# [Work to do]
Track down every line below that holds "title" and copy it.

# [Given entries]
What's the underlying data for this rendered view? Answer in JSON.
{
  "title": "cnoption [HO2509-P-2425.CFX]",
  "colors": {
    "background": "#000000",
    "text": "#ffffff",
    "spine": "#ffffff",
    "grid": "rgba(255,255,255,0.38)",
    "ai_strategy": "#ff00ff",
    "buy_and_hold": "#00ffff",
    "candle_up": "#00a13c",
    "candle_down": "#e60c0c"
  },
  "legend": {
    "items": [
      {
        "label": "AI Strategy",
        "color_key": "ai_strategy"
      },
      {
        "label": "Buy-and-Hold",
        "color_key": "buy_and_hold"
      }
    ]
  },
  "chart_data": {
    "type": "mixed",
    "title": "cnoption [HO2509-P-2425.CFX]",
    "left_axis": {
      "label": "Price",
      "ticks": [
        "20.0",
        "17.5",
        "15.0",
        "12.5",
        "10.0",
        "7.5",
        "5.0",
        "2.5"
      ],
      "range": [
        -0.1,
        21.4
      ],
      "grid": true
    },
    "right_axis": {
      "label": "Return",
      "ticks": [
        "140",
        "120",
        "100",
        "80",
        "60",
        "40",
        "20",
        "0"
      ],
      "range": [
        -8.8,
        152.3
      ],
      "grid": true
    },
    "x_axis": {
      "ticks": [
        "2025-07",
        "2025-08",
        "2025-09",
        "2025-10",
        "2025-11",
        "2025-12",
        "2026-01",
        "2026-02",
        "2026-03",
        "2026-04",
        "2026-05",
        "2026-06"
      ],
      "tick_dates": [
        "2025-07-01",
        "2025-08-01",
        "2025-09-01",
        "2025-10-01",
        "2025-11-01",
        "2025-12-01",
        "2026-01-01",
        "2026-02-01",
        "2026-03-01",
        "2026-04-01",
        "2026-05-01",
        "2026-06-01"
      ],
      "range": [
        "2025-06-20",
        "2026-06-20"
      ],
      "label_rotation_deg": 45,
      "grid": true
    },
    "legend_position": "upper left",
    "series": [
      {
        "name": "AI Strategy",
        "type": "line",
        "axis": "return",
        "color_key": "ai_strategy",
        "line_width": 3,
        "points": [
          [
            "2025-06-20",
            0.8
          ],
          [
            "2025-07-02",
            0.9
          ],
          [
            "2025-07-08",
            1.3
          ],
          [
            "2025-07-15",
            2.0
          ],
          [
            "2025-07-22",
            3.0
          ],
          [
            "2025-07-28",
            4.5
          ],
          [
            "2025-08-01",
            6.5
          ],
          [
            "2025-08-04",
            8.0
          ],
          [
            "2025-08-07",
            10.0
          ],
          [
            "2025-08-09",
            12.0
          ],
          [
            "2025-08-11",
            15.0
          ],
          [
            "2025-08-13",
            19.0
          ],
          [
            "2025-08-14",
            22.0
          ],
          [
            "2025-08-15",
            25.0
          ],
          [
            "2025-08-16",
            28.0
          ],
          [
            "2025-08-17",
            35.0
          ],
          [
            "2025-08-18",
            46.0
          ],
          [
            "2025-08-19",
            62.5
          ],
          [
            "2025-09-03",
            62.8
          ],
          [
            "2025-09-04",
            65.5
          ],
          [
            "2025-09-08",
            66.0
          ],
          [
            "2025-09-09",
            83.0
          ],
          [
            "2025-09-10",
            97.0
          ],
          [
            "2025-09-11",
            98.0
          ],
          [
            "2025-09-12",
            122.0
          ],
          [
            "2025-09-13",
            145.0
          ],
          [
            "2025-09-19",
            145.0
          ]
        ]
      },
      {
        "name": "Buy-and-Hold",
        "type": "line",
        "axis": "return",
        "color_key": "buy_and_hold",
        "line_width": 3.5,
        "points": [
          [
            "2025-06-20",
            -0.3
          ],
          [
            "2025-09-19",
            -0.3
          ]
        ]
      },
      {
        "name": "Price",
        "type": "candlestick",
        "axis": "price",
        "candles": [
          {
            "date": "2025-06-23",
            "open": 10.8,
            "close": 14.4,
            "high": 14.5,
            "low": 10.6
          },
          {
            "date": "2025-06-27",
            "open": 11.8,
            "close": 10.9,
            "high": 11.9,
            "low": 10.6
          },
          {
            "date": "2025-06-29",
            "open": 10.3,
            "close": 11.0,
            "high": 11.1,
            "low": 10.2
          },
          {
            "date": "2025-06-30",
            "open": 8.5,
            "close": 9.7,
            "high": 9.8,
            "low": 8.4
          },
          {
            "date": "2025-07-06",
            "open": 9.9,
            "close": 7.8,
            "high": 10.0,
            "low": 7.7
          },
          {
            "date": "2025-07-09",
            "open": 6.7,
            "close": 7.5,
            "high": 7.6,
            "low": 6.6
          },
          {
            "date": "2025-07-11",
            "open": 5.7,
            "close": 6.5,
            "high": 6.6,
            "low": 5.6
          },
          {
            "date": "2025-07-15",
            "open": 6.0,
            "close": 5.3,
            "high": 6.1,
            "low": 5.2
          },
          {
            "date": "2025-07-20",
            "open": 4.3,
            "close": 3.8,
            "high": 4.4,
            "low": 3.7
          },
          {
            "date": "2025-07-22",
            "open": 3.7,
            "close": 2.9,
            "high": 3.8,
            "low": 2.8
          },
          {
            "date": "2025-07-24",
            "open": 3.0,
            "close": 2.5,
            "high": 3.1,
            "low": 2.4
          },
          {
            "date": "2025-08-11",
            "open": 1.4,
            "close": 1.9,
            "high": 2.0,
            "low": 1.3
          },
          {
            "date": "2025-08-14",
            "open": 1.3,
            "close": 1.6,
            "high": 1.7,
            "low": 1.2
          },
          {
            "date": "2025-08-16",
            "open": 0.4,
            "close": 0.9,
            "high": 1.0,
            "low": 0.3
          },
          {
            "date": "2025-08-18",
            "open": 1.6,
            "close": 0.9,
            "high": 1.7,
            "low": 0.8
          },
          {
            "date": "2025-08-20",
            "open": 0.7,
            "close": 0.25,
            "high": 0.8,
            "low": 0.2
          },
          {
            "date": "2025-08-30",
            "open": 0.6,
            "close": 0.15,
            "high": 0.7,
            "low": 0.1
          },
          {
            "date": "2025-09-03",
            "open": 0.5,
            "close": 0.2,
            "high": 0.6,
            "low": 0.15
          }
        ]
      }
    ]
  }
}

# [Solution]
  "title": "cnoption [HO2509-P-2425.CFX]",
    "title": "cnoption [HO2509-P-2425.CFX]",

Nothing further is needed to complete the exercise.